GOAL. Quote the passage of the peer review text on drone-based visible–thermal object detection between "Drone-Based Visible–Thermal Object" and "attached in PDF.", inclusive.

DOCUMENT PASSAGE.
Drone-Based Visible–Thermal Object Detection with Transformers and Prompt Tuning

Round 1

Reviewer 1 Report

Comments and Suggestions for Authors

The comments are attached in PDF.

Comments for author File: Comments.pdf

Comments on the Quality of English Language

Moderate Editing, Passive Voice is recommended.

Author Response

We kindly refer the esteemed reviewer to the attached document, where our comprehensive responses to the insightful comments and suggestions are meticulously detailed. We trust that this will provide a clear and thorough account of our considerations and revisions made in accordance with your valuable feedback.

Author Response File: Author Response.pdf

Reviewer 2 Report

Comments and Suggestions for Authors

The article is dedicated to solving a computer vision problem. The topic is relevant. However, the structure of the article does not conform to the standard format for research articles in MDPI (Introduction (including a review of related work), Models and Methods, Results, Discussion, Conclusions). The level of English is acceptable, and the article is easy to read. The figures in the article are of acceptable quality. The article cites 31 sources, some of which are outdated.

The following remarks and recommendations can be made about the article's content:
1. The authors have chosen to complicate the task of object detection in images by focusing on infrared versions. This approach brings several issues. I will mention only the most critical ones: Objects in infrared images often have low contrast compared to the background, making them difficult to detect. Infrared cameras can capture thermal noise from various sources, such as ambient temperature, which may interfere with accurate object detection. Objects with different thermal characteristics can appear differently in infrared images, complicating their classification and identification. Weather conditions, such as fog, rain, or dust, can significantly degrade the quality of infrared images, making object detection difficult. The low resolution of infrared cameras can limit the ability to distinguish fine details of objects, leading to detection errors. All these issues should be addressed before applying image detection methods. I did not see this in the article.

2. Additionally, the computer vision problem tackled by the authors is already complicated. The reason is that they work with images obtained using drones. This brings in specific negative factors and leads to various effects, which I will mention next. Drones can capture objects from different heights and angles, resulting in significant variations in the images and making object recognition difficult. Due to the flight height and speed of drones, the quality and resolution of images may be limited, complicating the identification of small objects. Drone images can contain densely populated or complex scenes with many objects close to each other, making individual object detection difficult. Drones and objects on the ground can be in motion, which may lead to image blurring and, consequently, reduce detection accuracy. I did not see how the authors account for these circumstances in their model.

3. Considering the specific challenges of the problem addressed by the authors, I believe it would be more appropriate to form an ensemble of various neural network architectures, each aimed at solving a corresponding issue. Then, a rational rule for combining classification results should be formulated. This approach would provide scientific novelty, which seems lacking in the current version of the article.

Author Response

We kindly refer the esteemed reviewer to the attached document, where our comprehensive responses to the insightful comments and suggestions are meticulously detailed. We trust that this will provide a clear and thorough account of our considerations and revisions made in accordance with your valuable feedback.

DATA LISTING.

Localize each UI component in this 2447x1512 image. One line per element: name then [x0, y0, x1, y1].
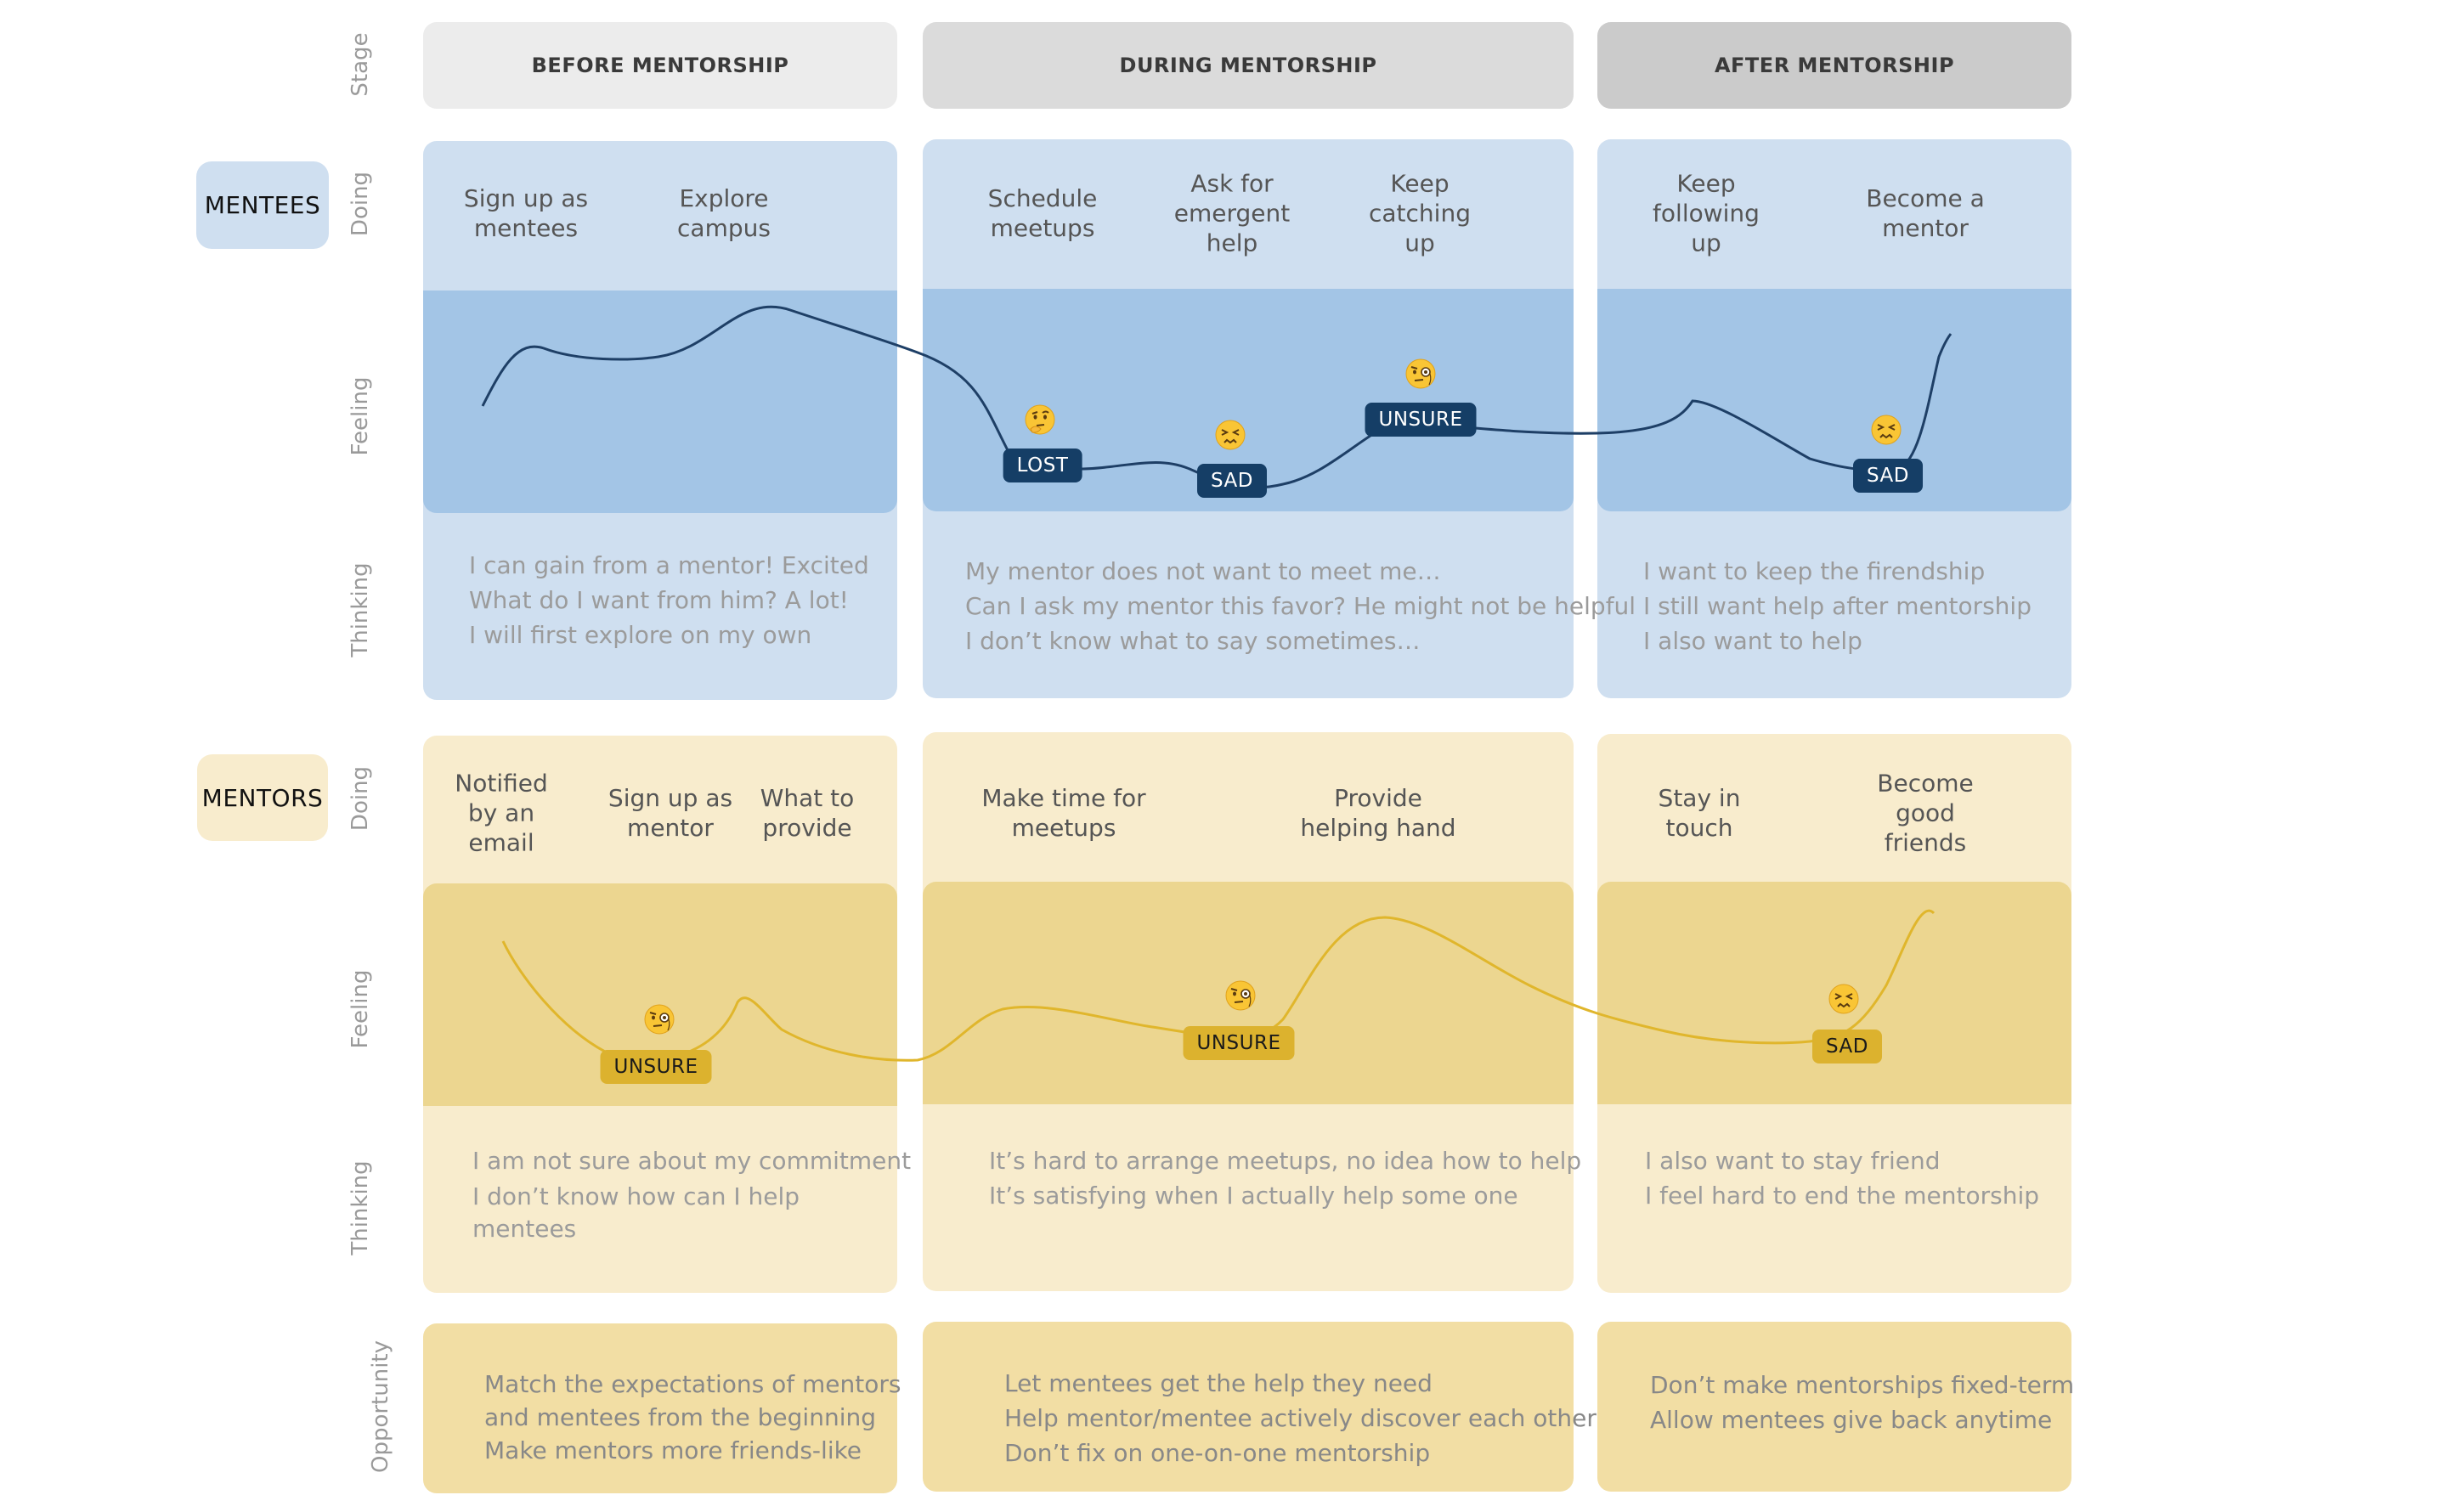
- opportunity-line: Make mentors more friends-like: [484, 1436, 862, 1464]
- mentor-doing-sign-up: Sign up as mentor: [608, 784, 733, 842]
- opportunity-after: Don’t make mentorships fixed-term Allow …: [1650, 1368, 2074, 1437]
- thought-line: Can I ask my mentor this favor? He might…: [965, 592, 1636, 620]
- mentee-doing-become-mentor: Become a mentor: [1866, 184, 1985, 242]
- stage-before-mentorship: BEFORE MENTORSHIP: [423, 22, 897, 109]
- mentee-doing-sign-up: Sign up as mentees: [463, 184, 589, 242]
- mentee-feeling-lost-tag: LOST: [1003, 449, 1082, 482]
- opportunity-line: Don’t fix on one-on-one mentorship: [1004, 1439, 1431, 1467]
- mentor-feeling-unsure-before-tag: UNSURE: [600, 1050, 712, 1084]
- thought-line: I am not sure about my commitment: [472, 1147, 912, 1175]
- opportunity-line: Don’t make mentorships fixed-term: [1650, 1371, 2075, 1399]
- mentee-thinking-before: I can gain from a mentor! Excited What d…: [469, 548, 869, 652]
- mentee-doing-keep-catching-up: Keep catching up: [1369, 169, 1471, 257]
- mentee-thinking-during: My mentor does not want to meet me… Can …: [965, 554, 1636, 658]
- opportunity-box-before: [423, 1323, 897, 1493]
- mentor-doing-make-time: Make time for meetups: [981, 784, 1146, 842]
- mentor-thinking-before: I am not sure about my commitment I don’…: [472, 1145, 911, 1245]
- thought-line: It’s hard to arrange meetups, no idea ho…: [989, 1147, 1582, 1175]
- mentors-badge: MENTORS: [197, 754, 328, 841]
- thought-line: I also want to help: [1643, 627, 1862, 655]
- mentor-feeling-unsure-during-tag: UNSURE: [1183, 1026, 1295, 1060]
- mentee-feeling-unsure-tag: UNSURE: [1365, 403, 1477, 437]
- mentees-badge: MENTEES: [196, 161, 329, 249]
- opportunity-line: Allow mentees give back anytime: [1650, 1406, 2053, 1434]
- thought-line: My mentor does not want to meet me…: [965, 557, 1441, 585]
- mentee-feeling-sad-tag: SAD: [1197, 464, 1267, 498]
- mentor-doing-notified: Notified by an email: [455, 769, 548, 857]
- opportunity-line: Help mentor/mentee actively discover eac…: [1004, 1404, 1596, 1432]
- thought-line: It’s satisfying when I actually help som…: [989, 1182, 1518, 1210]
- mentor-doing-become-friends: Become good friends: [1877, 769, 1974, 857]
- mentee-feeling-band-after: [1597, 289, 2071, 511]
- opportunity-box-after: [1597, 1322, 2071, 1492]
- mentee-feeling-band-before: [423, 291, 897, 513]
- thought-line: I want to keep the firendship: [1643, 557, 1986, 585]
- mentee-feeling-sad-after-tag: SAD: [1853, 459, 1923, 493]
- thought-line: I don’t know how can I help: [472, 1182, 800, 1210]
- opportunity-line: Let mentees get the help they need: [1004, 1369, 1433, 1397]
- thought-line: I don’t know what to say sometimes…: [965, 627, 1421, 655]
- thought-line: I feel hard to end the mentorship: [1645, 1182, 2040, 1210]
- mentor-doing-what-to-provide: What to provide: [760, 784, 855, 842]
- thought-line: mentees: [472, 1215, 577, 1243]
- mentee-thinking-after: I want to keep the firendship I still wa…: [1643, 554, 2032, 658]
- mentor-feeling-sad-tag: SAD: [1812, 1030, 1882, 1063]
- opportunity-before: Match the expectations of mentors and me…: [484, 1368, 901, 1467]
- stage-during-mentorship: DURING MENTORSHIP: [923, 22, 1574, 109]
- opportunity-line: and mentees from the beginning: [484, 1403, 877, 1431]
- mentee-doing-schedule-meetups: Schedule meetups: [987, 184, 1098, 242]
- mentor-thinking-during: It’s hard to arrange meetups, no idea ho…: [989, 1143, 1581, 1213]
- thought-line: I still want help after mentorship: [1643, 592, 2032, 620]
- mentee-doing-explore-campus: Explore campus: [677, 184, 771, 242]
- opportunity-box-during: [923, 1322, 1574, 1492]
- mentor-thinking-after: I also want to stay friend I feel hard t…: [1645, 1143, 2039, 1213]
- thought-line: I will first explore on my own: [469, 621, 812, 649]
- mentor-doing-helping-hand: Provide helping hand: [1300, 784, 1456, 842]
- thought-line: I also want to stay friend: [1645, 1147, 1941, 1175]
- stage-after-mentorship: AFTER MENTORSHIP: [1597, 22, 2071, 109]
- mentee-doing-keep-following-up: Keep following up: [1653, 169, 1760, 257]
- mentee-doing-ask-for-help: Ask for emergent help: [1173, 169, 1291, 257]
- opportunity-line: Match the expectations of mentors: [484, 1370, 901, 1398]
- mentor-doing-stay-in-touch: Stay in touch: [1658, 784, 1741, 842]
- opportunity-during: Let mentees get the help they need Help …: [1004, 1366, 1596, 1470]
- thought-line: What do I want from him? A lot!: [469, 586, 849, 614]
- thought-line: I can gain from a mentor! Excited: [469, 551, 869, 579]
...
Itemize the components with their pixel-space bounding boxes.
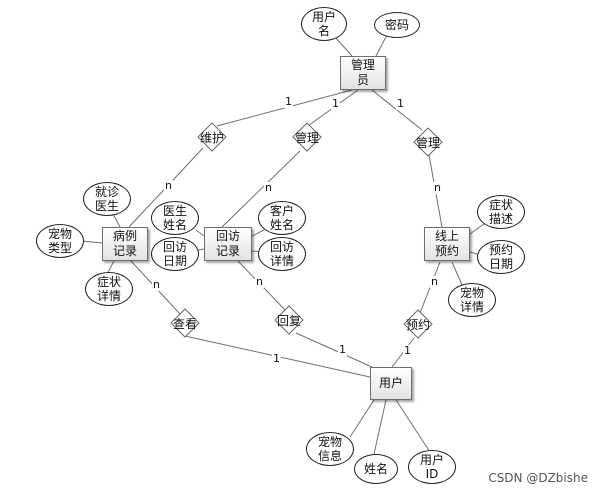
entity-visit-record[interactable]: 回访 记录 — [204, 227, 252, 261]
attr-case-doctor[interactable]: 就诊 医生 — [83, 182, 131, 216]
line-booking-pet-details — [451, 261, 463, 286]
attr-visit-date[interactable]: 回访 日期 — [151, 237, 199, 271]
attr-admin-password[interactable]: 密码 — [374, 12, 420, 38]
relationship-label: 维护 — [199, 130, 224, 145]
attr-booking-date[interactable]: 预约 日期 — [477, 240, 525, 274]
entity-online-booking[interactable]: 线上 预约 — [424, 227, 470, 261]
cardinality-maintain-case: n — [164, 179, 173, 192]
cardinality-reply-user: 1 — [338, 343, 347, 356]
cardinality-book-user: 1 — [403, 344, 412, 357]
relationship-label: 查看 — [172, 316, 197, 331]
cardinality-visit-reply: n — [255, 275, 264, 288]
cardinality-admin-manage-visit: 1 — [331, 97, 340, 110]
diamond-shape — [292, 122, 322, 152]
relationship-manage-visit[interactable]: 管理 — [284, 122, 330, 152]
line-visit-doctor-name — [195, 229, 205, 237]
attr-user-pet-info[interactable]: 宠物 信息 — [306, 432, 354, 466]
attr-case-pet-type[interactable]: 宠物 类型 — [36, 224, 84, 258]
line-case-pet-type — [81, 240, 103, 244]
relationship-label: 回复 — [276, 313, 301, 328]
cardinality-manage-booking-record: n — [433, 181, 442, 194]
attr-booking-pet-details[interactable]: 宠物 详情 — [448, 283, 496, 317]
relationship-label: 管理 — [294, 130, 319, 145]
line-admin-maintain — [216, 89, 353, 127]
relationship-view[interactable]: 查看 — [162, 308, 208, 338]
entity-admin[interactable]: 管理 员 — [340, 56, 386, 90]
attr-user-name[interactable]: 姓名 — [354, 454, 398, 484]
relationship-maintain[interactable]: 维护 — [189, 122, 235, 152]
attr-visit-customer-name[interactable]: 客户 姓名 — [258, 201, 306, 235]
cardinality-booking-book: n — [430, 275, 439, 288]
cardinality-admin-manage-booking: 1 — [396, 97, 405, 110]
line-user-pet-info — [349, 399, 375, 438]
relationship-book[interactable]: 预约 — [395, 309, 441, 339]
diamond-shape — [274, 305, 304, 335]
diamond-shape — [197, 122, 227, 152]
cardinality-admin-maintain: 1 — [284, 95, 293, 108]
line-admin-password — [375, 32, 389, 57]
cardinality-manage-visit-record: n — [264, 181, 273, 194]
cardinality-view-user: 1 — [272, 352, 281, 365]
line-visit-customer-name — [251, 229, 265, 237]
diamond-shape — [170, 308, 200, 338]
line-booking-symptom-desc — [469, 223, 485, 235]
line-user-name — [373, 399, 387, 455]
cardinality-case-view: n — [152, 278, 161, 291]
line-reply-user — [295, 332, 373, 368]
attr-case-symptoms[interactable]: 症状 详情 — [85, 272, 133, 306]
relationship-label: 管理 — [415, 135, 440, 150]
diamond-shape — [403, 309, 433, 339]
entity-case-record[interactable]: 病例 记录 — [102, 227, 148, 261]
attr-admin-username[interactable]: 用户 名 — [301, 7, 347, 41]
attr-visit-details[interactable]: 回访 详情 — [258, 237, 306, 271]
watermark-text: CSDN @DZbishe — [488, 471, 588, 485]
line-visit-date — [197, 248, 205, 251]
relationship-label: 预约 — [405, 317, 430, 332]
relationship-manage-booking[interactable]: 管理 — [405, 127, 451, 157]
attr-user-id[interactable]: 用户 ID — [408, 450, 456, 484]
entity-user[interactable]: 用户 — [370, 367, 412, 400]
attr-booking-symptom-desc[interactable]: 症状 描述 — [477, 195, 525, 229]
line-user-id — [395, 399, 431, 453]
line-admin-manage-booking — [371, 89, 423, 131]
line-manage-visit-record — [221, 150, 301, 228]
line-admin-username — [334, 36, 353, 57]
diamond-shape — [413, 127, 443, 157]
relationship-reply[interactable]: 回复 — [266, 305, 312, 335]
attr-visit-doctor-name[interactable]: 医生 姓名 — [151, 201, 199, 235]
==
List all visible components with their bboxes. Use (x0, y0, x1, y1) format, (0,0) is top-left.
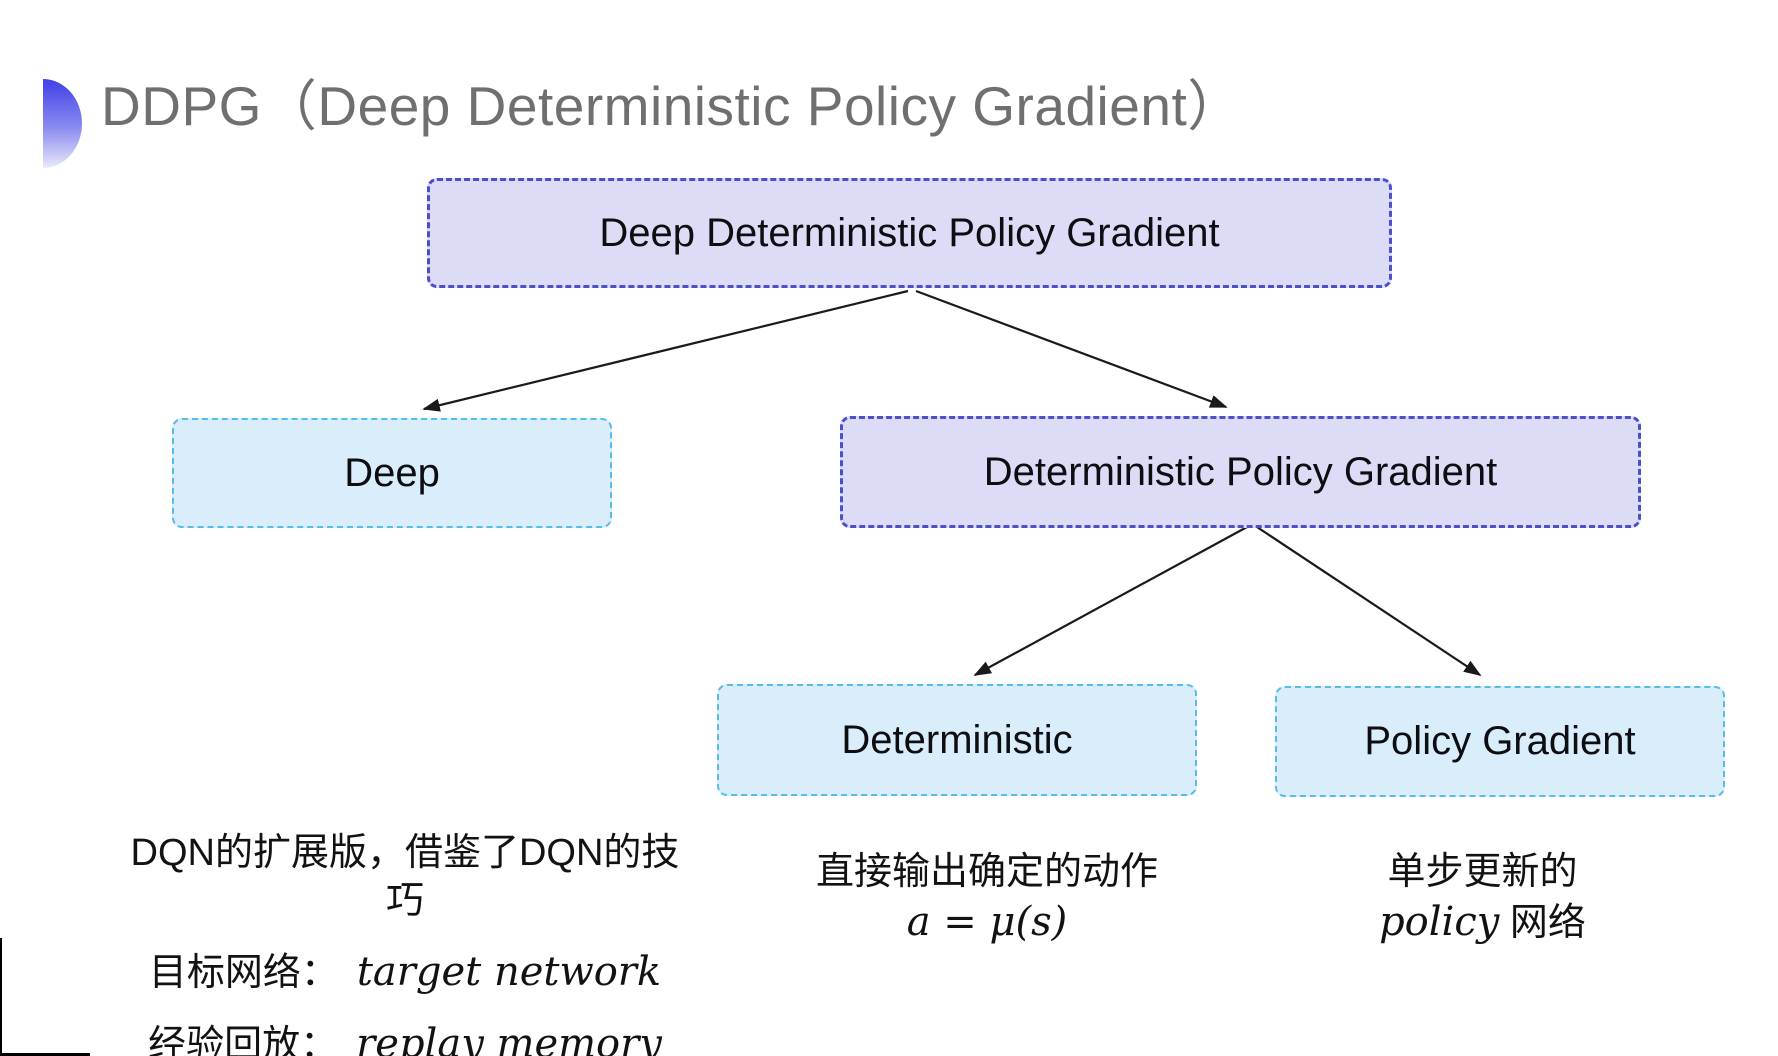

RESPONSE.
Drone-Based Visible–Thermal Object Detection with Transformers and Prompt Tuning

Round 1

Reviewer 1 Report

Comments and Suggestions for Authors

The comments are attached in PDF.